### Directive
Go through the listing and copy each line with the string "icon".

──────── Exercise materials ────────

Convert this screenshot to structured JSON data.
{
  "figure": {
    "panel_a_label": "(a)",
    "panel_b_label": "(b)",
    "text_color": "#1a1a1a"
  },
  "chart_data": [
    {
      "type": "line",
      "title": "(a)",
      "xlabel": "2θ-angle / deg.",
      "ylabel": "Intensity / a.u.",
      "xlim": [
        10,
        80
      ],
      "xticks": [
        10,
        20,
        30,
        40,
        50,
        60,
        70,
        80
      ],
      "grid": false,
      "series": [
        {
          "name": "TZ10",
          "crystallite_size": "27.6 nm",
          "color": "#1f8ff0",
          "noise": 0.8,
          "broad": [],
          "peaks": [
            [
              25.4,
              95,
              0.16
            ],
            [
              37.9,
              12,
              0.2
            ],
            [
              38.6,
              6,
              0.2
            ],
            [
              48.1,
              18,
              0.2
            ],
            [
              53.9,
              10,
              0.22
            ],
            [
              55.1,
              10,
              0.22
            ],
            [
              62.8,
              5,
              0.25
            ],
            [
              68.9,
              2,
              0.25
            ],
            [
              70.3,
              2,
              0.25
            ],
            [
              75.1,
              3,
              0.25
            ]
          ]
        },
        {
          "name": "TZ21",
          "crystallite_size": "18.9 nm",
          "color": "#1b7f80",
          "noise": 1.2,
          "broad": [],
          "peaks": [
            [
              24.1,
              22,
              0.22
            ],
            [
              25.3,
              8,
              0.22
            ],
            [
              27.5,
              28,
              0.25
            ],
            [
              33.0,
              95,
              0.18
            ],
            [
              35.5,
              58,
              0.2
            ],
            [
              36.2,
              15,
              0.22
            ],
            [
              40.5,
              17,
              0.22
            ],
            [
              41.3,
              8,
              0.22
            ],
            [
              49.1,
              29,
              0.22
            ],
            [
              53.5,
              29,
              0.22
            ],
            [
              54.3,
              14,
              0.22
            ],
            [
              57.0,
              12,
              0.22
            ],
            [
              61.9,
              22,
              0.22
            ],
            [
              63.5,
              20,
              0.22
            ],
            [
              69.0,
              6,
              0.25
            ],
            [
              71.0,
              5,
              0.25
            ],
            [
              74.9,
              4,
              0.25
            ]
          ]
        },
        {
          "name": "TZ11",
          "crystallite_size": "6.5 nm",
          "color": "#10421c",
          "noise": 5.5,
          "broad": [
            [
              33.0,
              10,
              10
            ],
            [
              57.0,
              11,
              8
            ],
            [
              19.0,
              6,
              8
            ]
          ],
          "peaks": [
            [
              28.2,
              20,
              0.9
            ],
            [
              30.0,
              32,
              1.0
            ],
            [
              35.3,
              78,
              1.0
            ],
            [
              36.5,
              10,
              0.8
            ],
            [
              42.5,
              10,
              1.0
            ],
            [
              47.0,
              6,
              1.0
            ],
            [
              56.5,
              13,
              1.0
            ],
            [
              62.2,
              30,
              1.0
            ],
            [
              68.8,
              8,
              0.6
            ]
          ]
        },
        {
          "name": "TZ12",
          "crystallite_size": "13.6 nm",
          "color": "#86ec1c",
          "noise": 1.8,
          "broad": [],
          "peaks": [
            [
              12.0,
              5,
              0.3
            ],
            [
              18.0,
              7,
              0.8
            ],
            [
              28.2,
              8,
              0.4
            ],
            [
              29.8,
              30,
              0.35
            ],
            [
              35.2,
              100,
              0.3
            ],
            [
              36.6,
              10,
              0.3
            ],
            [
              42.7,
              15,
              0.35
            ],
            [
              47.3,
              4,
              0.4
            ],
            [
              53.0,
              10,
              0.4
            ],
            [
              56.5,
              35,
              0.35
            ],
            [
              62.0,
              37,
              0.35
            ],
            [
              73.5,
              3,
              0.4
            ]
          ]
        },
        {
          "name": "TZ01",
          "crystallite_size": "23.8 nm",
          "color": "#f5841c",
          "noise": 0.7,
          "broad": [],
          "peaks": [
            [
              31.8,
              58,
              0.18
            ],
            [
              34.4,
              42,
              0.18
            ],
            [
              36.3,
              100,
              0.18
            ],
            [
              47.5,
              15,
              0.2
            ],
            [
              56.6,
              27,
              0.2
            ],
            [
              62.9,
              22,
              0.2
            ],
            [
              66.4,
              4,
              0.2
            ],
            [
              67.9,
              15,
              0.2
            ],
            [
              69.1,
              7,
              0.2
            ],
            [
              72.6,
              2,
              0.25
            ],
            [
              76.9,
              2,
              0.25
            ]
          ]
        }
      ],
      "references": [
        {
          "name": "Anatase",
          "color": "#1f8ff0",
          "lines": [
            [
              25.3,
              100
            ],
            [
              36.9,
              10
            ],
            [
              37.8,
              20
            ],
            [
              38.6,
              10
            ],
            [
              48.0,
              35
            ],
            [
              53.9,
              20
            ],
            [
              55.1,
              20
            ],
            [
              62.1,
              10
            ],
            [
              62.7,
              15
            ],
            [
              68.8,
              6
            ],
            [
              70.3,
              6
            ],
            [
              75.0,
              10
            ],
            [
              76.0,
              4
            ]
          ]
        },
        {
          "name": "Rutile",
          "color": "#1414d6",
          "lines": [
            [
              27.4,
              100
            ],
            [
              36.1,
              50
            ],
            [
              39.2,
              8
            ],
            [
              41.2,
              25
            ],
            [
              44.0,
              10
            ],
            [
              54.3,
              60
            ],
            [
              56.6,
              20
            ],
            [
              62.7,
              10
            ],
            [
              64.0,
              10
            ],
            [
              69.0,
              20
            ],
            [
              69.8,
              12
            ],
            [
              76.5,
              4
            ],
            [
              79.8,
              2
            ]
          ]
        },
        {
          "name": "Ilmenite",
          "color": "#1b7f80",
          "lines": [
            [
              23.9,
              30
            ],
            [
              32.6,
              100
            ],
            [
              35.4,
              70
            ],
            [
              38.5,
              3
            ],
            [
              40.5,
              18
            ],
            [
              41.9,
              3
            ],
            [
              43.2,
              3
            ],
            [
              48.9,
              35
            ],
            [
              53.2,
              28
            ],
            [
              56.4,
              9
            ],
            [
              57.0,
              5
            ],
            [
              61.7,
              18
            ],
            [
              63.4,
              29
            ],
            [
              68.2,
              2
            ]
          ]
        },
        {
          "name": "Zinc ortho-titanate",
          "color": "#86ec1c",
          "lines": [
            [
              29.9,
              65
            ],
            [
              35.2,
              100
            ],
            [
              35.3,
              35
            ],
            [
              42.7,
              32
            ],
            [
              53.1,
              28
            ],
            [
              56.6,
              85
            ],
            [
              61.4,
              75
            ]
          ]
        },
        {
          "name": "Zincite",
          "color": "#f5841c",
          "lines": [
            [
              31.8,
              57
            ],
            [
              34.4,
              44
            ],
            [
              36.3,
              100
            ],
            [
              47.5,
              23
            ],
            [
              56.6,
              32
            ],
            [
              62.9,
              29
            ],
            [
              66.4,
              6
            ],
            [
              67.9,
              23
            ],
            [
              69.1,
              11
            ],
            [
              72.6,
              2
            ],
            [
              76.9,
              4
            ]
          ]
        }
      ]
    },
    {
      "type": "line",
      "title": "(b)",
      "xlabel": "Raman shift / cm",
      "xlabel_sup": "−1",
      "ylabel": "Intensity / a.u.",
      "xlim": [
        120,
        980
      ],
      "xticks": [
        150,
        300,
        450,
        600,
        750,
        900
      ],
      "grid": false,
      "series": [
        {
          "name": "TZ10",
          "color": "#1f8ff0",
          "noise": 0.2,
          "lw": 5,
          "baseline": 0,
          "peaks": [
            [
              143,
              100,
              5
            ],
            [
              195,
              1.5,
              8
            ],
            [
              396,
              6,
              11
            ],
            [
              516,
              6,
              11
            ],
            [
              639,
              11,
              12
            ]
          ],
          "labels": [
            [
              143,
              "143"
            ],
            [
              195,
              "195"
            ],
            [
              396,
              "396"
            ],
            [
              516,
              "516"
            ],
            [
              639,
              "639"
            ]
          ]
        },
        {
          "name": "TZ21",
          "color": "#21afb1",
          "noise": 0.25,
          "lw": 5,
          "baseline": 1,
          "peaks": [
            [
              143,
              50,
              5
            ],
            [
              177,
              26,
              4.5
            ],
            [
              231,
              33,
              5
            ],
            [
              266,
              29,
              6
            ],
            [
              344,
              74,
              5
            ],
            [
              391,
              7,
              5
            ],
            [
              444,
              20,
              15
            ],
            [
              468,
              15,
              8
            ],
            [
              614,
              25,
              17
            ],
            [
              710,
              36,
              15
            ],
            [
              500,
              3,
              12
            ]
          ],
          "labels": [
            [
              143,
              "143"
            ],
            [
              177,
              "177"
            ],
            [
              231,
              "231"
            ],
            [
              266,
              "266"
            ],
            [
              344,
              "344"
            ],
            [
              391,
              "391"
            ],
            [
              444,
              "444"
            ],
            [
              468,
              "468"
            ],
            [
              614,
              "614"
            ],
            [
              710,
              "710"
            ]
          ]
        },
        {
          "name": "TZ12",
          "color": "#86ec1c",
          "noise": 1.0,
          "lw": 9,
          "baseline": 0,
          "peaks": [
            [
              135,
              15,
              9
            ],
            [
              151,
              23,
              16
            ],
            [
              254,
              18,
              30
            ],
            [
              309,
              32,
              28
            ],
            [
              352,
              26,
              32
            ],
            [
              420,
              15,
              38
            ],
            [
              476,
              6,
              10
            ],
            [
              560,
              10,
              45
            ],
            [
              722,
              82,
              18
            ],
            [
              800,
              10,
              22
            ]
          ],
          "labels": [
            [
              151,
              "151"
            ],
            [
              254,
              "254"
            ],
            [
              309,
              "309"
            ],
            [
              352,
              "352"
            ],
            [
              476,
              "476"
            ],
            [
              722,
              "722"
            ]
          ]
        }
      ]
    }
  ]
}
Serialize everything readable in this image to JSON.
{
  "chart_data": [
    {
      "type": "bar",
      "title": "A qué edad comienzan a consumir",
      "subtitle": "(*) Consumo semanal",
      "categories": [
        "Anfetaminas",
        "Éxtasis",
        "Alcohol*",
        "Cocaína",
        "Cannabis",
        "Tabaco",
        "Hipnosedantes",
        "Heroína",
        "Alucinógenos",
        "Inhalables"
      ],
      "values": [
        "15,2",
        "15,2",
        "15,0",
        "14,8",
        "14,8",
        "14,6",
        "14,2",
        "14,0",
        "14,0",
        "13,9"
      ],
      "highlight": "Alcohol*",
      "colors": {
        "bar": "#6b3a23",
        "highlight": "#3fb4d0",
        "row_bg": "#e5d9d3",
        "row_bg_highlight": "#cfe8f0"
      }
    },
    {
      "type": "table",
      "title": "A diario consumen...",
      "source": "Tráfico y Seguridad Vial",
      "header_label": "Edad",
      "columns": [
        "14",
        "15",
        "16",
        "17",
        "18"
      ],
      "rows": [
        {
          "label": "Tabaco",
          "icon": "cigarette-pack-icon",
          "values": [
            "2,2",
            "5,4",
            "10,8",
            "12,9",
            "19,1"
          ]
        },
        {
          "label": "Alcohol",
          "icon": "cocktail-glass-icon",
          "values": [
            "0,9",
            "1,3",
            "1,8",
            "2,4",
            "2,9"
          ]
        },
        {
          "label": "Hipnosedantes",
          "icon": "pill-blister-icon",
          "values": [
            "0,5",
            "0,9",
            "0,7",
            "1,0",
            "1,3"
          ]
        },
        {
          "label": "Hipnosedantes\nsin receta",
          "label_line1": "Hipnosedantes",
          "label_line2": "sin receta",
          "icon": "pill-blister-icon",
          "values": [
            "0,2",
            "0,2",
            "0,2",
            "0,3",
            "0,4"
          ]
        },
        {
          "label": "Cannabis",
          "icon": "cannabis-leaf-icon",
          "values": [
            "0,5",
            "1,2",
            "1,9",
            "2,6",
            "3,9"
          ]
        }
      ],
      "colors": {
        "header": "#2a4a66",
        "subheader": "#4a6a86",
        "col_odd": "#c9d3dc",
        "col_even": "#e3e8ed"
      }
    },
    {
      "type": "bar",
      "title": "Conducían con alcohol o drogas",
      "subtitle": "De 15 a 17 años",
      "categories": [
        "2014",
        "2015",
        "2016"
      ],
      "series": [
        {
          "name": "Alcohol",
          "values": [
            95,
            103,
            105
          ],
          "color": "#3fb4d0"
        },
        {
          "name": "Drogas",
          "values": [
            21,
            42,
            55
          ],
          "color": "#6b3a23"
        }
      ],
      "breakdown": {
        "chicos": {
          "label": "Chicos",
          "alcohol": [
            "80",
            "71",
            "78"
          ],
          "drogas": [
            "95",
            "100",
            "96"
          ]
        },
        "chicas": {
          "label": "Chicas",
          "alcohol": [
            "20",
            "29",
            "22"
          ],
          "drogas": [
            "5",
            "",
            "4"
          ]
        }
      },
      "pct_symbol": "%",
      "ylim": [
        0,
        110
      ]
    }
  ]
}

────────

### Reply to the exercise
          "icon": "cigarette-pack-icon",
          "icon": "cocktail-glass-icon",
          "icon": "pill-blister-icon",
          "icon": "pill-blister-icon",
          "icon": "cannabis-leaf-icon",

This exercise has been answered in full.